_What you will do_: Extract all lines that hold "pozos" from the records below.

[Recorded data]

———

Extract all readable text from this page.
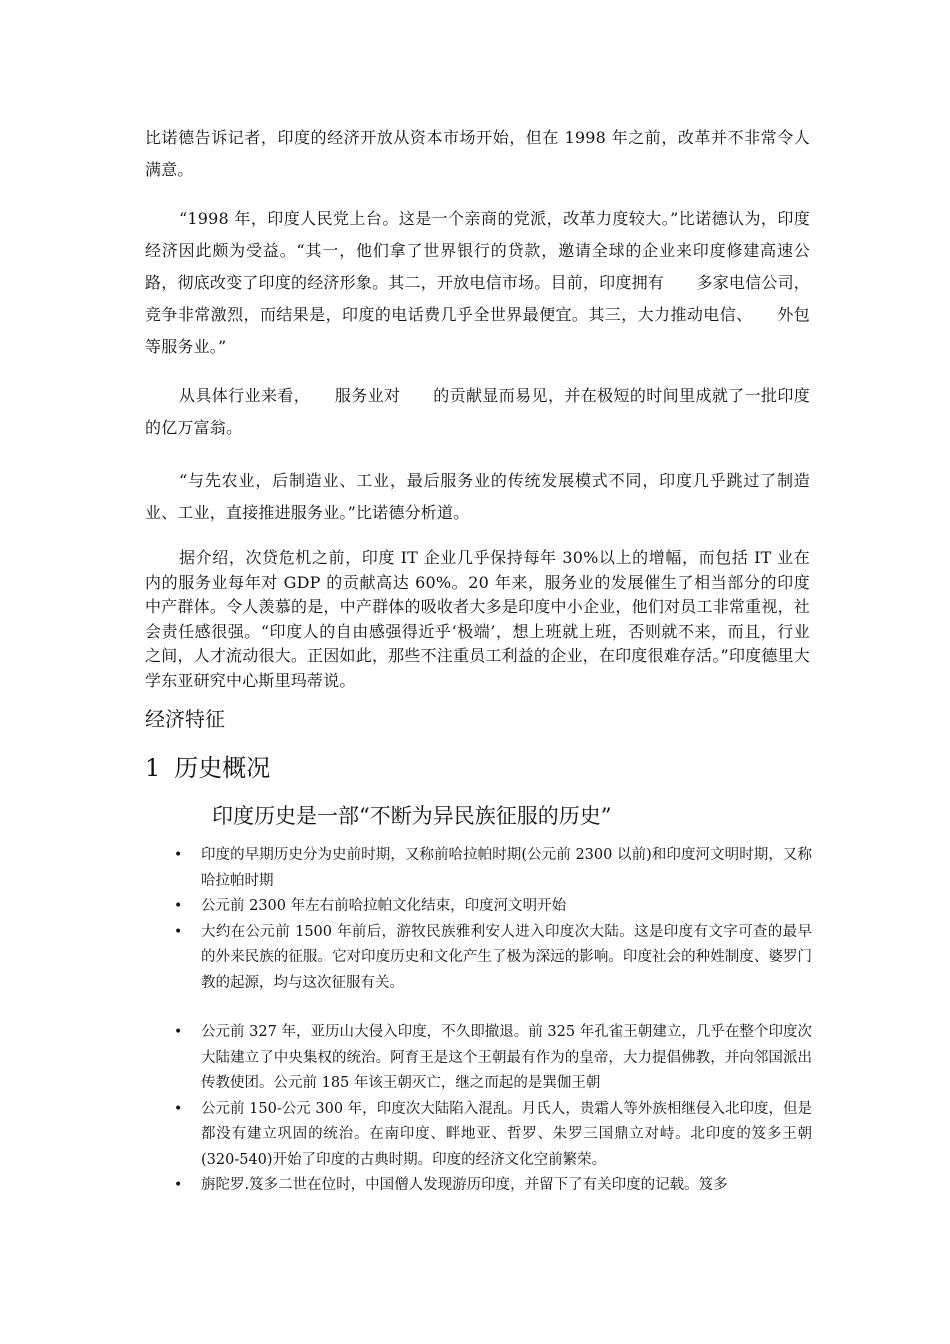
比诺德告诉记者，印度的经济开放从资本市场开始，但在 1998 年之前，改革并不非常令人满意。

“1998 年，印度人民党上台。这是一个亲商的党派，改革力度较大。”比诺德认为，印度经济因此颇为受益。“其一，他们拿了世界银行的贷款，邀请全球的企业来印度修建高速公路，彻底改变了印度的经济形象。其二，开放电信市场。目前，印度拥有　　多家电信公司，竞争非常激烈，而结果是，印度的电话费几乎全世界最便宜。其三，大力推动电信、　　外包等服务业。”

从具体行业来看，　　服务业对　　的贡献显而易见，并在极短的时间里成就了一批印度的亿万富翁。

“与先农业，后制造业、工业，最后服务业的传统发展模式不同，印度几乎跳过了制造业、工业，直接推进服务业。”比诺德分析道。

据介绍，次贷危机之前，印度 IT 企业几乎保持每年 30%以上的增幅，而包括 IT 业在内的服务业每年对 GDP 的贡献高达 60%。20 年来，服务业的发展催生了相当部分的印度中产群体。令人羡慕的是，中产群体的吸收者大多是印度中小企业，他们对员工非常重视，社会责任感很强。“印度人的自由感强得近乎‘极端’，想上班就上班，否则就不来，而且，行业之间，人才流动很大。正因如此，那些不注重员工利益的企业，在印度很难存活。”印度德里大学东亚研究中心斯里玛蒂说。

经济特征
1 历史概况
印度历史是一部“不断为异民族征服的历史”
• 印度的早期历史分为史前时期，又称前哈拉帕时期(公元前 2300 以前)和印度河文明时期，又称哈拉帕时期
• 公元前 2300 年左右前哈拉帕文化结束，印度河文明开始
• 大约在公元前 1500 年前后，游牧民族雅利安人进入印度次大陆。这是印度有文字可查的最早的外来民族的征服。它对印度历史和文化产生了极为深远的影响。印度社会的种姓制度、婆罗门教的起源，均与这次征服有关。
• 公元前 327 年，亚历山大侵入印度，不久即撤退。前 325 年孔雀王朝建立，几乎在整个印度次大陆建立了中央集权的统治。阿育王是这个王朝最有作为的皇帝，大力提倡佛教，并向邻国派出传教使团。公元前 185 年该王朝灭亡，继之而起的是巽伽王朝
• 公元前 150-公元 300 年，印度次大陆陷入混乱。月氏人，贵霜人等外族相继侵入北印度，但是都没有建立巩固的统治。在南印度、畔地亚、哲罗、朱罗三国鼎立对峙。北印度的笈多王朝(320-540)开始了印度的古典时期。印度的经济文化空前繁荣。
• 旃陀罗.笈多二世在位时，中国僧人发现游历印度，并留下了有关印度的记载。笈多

———

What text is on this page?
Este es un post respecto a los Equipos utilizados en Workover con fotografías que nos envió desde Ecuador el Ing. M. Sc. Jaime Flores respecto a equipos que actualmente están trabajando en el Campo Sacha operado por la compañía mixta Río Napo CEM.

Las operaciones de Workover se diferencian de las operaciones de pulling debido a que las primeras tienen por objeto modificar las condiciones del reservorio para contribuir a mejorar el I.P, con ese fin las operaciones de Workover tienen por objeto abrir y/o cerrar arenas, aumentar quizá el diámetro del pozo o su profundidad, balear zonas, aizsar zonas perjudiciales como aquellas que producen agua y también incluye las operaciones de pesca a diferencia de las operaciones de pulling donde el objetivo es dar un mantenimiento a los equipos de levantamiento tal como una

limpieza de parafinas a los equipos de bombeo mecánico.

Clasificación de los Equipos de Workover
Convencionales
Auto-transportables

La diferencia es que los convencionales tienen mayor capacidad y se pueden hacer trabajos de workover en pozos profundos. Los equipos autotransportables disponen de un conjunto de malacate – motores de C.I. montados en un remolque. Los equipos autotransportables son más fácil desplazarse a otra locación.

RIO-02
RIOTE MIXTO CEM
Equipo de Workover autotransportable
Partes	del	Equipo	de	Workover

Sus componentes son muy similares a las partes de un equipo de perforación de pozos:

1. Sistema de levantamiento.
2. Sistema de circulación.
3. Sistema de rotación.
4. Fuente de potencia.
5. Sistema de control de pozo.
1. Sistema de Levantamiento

———

_Solved exercise_:
La diferencia es que los convencionales tienen mayor capacidad y se pueden hacer trabajos de workover en pozos profundos. Los equipos autotransportables disponen de un conjunto de malacate – motores de C.I. montados en un remolque. Los equipos autotransportables son más fácil desplazarse a otra locación.
Sus componentes son muy similares a las partes de un equipo de perforación de pozos:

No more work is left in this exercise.